= WHAT NEEDS TO BE DONE =
Check each line of the listing below for the string "where", and give only how many lines hold it.

= AVAILABLE RECORDS =
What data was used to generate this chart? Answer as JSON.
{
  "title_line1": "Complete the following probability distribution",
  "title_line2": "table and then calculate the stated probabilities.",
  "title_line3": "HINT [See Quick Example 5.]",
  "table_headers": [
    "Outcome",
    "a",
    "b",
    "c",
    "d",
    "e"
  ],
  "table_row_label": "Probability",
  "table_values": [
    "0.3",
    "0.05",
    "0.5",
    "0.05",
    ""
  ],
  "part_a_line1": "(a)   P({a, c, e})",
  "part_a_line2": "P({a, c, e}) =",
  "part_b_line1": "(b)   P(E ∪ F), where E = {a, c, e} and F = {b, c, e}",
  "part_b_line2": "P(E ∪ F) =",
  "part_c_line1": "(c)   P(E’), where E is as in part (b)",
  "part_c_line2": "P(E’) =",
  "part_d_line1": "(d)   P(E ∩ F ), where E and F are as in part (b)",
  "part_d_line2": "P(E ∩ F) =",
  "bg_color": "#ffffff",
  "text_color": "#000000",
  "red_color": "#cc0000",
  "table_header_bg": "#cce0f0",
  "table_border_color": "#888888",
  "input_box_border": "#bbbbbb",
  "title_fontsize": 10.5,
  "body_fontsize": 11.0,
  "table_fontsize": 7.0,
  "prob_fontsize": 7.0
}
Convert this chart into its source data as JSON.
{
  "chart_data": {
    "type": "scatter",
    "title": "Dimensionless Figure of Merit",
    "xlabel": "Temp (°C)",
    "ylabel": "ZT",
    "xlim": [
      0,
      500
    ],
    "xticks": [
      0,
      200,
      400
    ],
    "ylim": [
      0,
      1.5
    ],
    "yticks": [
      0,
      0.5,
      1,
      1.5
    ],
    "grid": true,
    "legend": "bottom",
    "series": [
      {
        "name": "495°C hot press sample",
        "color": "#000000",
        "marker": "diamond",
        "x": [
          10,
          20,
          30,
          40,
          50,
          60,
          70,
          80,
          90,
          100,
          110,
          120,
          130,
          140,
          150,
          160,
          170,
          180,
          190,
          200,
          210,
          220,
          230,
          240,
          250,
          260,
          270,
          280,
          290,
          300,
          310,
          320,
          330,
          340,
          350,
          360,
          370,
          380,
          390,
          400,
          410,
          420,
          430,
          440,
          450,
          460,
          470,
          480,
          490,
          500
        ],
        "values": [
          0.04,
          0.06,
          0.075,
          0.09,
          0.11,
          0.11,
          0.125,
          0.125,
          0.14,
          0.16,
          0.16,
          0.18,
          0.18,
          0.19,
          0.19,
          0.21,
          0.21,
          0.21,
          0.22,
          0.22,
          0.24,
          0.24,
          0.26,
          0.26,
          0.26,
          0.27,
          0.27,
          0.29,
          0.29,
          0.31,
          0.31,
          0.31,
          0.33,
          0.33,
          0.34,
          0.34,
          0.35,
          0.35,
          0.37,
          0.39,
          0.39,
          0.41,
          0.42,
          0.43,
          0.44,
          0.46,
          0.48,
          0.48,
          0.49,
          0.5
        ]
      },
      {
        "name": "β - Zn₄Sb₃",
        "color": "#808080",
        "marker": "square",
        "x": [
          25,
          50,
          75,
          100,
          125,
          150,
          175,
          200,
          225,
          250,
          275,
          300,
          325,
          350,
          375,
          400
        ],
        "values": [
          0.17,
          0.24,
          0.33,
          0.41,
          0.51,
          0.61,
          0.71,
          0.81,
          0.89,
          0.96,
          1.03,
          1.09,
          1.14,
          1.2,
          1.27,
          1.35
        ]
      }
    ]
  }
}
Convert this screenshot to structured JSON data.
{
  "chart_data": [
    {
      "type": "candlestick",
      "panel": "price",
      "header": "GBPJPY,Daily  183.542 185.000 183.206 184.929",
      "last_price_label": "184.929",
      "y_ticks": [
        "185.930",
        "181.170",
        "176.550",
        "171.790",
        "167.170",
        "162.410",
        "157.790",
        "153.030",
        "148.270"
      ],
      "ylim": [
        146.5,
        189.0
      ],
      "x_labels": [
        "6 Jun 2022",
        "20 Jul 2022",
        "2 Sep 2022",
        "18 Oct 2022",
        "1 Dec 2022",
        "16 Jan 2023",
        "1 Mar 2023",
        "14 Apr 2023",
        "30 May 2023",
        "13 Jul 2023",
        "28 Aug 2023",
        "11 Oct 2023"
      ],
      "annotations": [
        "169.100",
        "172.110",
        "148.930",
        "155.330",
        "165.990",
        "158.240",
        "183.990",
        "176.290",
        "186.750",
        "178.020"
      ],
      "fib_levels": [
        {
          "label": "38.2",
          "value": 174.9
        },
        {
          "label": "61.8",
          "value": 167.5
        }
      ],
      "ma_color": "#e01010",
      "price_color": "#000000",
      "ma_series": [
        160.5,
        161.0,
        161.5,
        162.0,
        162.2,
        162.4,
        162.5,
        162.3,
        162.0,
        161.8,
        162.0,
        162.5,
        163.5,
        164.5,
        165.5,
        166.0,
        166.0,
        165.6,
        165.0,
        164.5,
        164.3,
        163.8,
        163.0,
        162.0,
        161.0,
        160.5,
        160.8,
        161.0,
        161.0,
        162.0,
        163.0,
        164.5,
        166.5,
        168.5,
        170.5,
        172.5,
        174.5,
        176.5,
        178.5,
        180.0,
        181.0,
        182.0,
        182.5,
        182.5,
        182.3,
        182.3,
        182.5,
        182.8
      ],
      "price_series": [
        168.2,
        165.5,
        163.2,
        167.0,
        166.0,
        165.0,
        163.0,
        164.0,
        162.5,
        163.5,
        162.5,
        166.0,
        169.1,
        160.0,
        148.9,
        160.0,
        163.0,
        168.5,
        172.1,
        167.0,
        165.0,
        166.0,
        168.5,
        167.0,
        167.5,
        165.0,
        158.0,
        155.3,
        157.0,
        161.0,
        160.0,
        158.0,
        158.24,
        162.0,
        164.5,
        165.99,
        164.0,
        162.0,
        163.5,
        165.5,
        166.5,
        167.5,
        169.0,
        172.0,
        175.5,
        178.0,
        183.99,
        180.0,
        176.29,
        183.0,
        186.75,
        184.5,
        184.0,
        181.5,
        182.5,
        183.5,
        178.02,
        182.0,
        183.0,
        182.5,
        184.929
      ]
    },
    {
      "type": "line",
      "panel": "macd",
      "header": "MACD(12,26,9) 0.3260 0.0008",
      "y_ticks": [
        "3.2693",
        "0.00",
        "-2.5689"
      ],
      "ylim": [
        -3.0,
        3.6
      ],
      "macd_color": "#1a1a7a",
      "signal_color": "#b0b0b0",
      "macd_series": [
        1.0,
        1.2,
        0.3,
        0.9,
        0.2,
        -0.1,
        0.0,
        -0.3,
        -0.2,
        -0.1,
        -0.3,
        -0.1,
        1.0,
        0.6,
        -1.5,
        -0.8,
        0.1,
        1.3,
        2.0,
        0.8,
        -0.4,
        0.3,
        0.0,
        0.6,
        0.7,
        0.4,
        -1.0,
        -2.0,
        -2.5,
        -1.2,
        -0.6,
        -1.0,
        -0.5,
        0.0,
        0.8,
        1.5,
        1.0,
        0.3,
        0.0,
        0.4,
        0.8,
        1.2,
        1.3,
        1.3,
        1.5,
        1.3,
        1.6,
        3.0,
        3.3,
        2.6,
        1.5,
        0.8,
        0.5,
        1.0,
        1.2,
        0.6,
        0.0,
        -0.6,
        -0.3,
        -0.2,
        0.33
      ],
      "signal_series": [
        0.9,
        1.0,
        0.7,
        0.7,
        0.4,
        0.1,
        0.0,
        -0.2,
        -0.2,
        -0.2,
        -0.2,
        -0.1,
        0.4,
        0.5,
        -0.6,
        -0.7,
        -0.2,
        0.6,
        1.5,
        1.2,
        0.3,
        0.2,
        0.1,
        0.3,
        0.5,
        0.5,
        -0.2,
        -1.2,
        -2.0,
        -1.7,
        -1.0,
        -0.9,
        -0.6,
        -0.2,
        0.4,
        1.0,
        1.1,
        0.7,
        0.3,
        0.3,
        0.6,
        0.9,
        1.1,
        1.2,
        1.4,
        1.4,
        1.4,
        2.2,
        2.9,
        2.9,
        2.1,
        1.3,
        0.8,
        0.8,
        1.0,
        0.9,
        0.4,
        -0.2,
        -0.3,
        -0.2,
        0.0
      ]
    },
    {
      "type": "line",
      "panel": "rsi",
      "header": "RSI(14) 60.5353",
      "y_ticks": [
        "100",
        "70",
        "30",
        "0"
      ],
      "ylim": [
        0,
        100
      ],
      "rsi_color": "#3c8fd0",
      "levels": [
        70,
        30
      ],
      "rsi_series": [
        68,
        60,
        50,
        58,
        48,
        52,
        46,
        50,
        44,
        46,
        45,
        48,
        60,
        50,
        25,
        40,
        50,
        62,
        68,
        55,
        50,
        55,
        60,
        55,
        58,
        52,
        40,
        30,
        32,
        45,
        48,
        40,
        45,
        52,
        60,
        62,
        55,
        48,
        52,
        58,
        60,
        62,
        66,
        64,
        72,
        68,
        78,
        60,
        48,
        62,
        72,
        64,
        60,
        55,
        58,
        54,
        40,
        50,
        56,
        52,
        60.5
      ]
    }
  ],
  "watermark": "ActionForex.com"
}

= RESULT OF THIS TASK =
3